| Extracted records |
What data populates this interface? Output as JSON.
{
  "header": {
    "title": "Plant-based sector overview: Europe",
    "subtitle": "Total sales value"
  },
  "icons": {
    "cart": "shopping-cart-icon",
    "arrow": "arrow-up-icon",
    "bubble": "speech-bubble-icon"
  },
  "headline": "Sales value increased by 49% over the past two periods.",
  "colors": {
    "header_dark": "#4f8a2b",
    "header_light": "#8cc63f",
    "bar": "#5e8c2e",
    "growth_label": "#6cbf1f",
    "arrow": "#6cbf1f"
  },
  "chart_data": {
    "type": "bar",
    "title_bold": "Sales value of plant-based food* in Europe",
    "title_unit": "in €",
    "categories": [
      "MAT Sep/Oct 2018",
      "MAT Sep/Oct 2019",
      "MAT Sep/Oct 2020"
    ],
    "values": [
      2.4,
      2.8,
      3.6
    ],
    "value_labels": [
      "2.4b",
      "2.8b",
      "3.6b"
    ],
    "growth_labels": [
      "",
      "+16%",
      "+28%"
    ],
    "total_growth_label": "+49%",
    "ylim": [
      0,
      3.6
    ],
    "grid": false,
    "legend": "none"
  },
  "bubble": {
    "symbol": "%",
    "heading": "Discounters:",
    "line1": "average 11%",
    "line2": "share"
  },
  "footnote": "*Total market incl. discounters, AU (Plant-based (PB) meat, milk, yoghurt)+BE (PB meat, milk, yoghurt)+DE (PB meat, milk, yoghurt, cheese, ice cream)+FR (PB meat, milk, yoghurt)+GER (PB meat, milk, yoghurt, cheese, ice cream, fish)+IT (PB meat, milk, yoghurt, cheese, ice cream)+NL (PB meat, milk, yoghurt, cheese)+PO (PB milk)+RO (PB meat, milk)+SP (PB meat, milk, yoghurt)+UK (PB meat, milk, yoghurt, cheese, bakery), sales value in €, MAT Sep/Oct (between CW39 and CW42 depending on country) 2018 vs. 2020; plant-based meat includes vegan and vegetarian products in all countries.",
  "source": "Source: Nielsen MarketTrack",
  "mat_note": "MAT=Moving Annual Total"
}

| What you are asked to do |
Emit the records above again, exactly, with no line skipped.

| Worked answer |
What data populates this interface? Output as JSON.
{
  "header": {
    "title": "Plant-based sector overview: Europe",
    "subtitle": "Total sales value"
  },
  "icons": {
    "cart": "shopping-cart-icon",
    "arrow": "arrow-up-icon",
    "bubble": "speech-bubble-icon"
  },
  "headline": "Sales value increased by 49% over the past two periods.",
  "colors": {
    "header_dark": "#4f8a2b",
    "header_light": "#8cc63f",
    "bar": "#5e8c2e",
    "growth_label": "#6cbf1f",
    "arrow": "#6cbf1f"
  },
  "chart_data": {
    "type": "bar",
    "title_bold": "Sales value of plant-based food* in Europe",
    "title_unit": "in €",
    "categories": [
      "MAT Sep/Oct 2018",
      "MAT Sep/Oct 2019",
      "MAT Sep/Oct 2020"
    ],
    "values": [
      2.4,
      2.8,
      3.6
    ],
    "value_labels": [
      "2.4b",
      "2.8b",
      "3.6b"
    ],
    "growth_labels": [
      "",
      "+16%",
      "+28%"
    ],
    "total_growth_label": "+49%",
    "ylim": [
      0,
      3.6
    ],
    "grid": false,
    "legend": "none"
  },
  "bubble": {
    "symbol": "%",
    "heading": "Discounters:",
    "line1": "average 11%",
    "line2": "share"
  },
  "footnote": "*Total market incl. discounters, AU (Plant-based (PB) meat, milk, yoghurt)+BE (PB meat, milk, yoghurt)+DE (PB meat, milk, yoghurt, cheese, ice cream)+FR (PB meat, milk, yoghurt)+GER (PB meat, milk, yoghurt, cheese, ice cream, fish)+IT (PB meat, milk, yoghurt, cheese, ice cream)+NL (PB meat, milk, yoghurt, cheese)+PO (PB milk)+RO (PB meat, milk)+SP (PB meat, milk, yoghurt)+UK (PB meat, milk, yoghurt, cheese, bakery), sales value in €, MAT Sep/Oct (between CW39 and CW42 depending on country) 2018 vs. 2020; plant-based meat includes vegan and vegetarian products in all countries.",
  "source": "Source: Nielsen MarketTrack",
  "mat_note": "MAT=Moving Annual Total"
}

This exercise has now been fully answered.